◆ GIVEN ENTRIES ◆
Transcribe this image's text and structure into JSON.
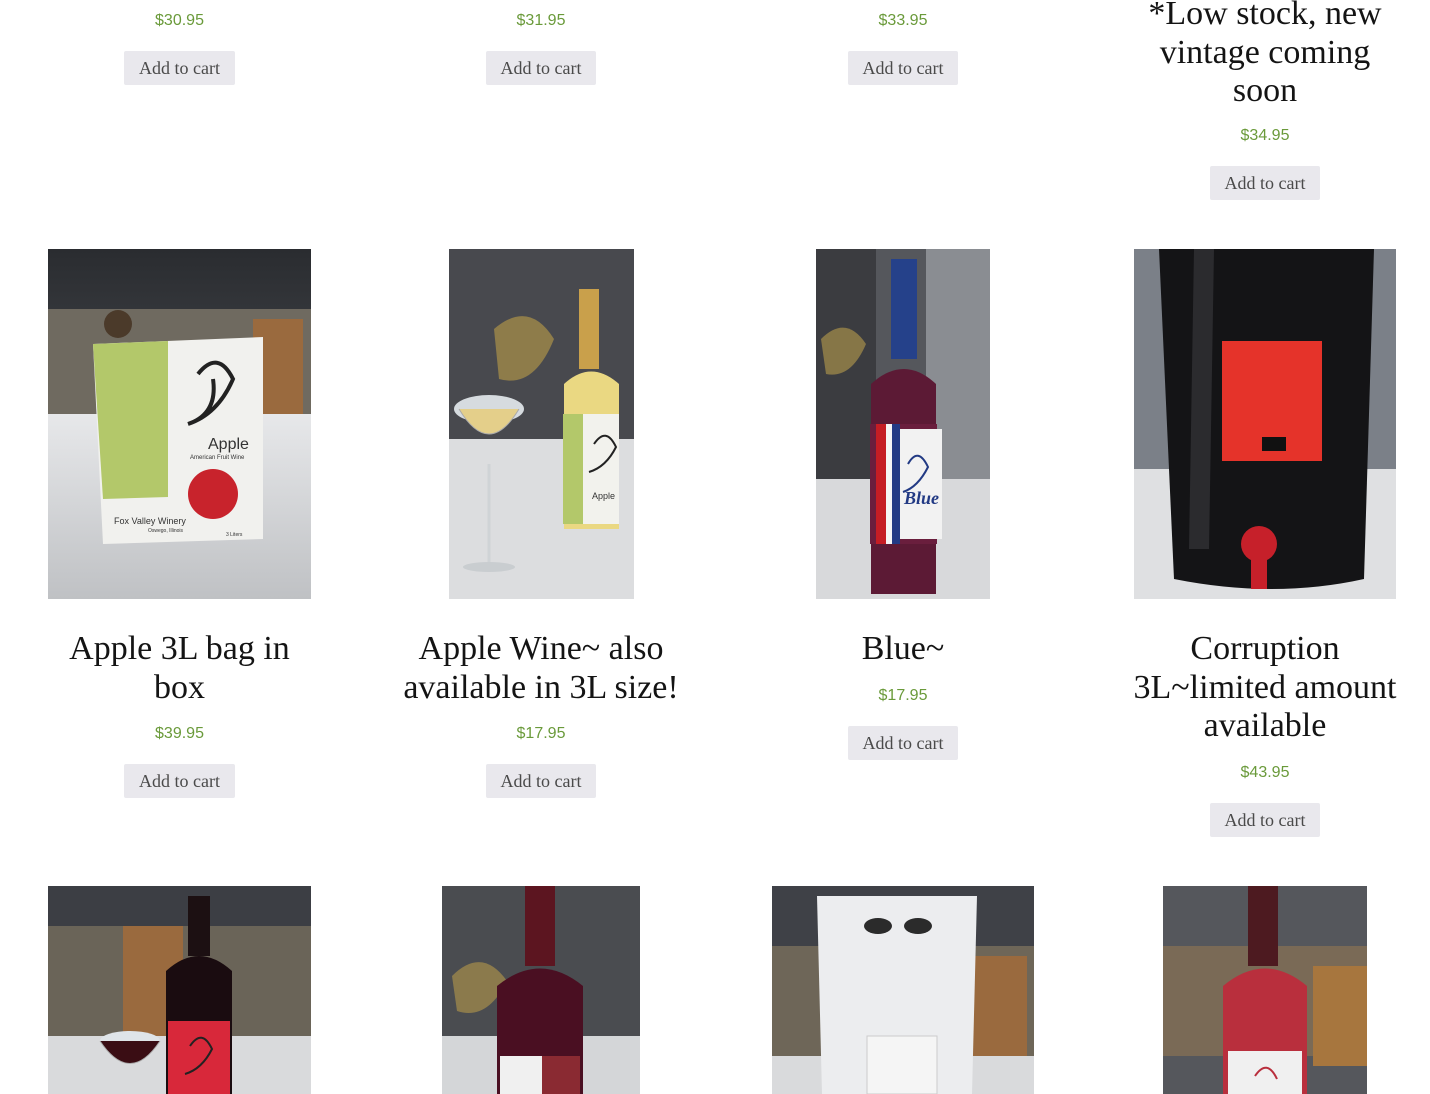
{
  "top_row": [
    {
      "price": "$30.95",
      "button": "Add to cart"
    },
    {
      "price": "$31.95",
      "button": "Add to cart"
    },
    {
      "price": "$33.95",
      "button": "Add to cart"
    },
    {
      "title": "*Low stock, new vintage coming soon",
      "price": "$34.95",
      "button": "Add to cart"
    }
  ],
  "products": [
    {
      "title": "Apple 3L bag in box",
      "price": "$39.95",
      "button": "Add to cart",
      "image_text": {
        "brand": "Apple",
        "sub": "American Fruit Wine",
        "winery": "Fox Valley Winery",
        "city": "Oswego, Illinois",
        "size": "3 Liters"
      }
    },
    {
      "title": "Apple Wine~ also available in 3L size!",
      "price": "$17.95",
      "button": "Add to cart",
      "image_text": {
        "brand": "Apple"
      }
    },
    {
      "title": "Blue~",
      "price": "$17.95",
      "button": "Add to cart",
      "image_text": {
        "brand": "Blue"
      }
    },
    {
      "title": "Corruption 3L~limited amount available",
      "price": "$43.95",
      "button": "Add to cart"
    }
  ],
  "colors": {
    "price": "#6a9a3a",
    "button_bg": "#e9e8ed"
  }
}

◆ PROMPT ◆
Repeat the material verbatim. Do not carry over any picture.

◆ THE OUTPUT ◆
Transcribe this image's text and structure into JSON.
{
  "top_row": [
    {
      "price": "$30.95",
      "button": "Add to cart"
    },
    {
      "price": "$31.95",
      "button": "Add to cart"
    },
    {
      "price": "$33.95",
      "button": "Add to cart"
    },
    {
      "title": "*Low stock, new vintage coming soon",
      "price": "$34.95",
      "button": "Add to cart"
    }
  ],
  "products": [
    {
      "title": "Apple 3L bag in box",
      "price": "$39.95",
      "button": "Add to cart",
      "image_text": {
        "brand": "Apple",
        "sub": "American Fruit Wine",
        "winery": "Fox Valley Winery",
        "city": "Oswego, Illinois",
        "size": "3 Liters"
      }
    },
    {
      "title": "Apple Wine~ also available in 3L size!",
      "price": "$17.95",
      "button": "Add to cart",
      "image_text": {
        "brand": "Apple"
      }
    },
    {
      "title": "Blue~",
      "price": "$17.95",
      "button": "Add to cart",
      "image_text": {
        "brand": "Blue"
      }
    },
    {
      "title": "Corruption 3L~limited amount available",
      "price": "$43.95",
      "button": "Add to cart"
    }
  ],
  "colors": {
    "price": "#6a9a3a",
    "button_bg": "#e9e8ed"
  }
}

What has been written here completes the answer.